# Task prompt:
Of all the lines in the material, how many include the word "right"? Reply with the number alone.

# Records to use:
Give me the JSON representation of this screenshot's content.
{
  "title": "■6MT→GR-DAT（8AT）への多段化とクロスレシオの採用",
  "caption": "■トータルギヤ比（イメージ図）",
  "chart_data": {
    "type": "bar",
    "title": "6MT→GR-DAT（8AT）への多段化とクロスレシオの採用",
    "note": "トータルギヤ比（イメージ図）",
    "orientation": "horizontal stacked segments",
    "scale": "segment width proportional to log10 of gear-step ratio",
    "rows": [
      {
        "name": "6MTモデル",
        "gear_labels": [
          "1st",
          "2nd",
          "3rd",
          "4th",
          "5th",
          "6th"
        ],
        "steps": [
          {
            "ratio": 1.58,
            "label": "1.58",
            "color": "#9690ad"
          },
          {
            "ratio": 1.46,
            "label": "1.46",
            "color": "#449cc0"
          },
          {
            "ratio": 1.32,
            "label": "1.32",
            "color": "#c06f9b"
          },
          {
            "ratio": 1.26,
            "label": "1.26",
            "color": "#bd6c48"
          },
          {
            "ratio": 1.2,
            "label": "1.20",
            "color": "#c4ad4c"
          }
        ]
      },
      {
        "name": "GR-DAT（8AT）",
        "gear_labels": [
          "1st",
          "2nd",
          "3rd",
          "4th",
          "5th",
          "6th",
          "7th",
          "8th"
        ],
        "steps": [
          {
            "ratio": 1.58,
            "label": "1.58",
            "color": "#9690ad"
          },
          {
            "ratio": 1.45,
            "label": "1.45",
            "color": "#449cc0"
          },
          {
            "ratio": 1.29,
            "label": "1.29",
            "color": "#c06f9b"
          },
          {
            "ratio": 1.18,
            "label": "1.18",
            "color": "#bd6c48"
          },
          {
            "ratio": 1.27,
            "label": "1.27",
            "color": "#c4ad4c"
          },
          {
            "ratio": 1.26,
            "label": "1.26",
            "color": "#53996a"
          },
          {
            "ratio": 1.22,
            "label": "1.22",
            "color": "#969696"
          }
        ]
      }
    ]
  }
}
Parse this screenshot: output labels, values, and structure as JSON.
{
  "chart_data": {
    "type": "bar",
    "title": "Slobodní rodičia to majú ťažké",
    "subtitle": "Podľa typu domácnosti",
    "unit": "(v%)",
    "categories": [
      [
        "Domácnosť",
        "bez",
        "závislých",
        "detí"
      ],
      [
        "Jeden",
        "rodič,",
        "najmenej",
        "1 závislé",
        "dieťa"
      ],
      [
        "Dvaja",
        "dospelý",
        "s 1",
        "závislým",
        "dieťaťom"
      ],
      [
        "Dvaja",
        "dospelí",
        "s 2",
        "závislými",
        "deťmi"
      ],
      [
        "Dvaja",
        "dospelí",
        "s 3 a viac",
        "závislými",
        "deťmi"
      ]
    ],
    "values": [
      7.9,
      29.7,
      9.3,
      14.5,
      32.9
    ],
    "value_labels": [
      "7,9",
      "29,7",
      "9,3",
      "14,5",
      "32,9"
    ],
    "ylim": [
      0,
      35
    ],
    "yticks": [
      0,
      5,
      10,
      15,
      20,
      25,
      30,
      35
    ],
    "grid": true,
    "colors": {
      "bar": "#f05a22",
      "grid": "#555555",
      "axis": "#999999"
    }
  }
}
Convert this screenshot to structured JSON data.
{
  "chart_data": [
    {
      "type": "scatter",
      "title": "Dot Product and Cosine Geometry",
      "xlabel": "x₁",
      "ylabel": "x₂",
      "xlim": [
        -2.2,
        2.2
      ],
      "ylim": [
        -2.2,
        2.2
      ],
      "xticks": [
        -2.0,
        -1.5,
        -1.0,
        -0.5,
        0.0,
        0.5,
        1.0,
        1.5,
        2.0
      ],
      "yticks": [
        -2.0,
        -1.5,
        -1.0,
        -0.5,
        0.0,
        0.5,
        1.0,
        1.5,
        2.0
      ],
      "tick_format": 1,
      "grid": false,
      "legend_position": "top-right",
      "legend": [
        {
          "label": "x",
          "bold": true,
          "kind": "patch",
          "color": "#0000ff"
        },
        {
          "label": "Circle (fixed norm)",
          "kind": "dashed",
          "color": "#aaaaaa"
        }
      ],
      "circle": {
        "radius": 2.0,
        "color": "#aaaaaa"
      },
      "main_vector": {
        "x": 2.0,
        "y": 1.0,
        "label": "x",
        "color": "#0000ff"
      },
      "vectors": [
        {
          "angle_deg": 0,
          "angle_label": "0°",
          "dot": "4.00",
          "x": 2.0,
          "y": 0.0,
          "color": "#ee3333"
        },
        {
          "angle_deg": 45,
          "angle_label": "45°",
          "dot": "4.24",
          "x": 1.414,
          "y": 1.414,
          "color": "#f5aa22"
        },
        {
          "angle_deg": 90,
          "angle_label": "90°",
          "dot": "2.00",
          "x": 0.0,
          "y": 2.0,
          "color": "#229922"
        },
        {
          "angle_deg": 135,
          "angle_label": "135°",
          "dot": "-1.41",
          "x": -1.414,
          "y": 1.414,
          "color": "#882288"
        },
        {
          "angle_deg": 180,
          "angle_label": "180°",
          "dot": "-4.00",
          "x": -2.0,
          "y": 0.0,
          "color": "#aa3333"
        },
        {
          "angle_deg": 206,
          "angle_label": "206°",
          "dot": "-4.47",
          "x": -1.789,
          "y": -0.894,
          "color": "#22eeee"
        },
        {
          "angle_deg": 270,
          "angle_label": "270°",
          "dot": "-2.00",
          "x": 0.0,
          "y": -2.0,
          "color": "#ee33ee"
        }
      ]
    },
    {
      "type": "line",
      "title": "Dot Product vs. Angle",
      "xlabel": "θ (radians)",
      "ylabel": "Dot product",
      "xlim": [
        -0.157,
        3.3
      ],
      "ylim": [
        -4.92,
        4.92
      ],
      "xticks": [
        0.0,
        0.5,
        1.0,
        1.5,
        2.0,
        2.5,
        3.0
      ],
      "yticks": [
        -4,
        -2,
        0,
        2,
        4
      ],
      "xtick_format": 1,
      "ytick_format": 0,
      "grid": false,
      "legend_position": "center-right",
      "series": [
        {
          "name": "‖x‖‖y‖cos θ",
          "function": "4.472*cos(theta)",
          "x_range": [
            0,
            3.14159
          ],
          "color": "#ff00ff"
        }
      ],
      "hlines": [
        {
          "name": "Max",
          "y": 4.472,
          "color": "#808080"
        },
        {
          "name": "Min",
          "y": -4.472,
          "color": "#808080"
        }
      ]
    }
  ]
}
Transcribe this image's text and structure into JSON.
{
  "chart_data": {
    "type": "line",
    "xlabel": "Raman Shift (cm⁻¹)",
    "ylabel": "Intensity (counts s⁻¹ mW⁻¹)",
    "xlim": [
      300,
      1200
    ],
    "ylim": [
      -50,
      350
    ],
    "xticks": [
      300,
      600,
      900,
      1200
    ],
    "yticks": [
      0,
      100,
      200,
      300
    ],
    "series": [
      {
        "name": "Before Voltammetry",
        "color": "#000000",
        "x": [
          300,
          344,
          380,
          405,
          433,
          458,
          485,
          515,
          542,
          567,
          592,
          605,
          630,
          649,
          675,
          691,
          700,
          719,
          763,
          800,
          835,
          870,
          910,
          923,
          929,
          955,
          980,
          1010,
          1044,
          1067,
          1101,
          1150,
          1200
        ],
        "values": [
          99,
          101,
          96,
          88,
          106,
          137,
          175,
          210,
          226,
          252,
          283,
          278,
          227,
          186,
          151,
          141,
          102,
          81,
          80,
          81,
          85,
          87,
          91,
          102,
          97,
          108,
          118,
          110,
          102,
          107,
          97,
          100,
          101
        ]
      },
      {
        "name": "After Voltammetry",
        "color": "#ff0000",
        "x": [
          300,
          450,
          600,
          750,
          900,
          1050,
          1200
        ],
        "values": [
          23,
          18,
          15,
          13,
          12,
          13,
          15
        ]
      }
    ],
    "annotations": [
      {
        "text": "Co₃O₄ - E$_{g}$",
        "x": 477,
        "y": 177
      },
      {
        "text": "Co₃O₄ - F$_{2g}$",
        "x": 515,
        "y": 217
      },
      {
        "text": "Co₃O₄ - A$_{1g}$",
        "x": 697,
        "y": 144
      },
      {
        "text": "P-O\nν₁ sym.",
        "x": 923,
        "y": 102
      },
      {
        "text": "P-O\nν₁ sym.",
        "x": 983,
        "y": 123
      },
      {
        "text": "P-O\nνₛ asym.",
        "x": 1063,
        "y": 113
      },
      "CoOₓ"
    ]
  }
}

# Task solution:
2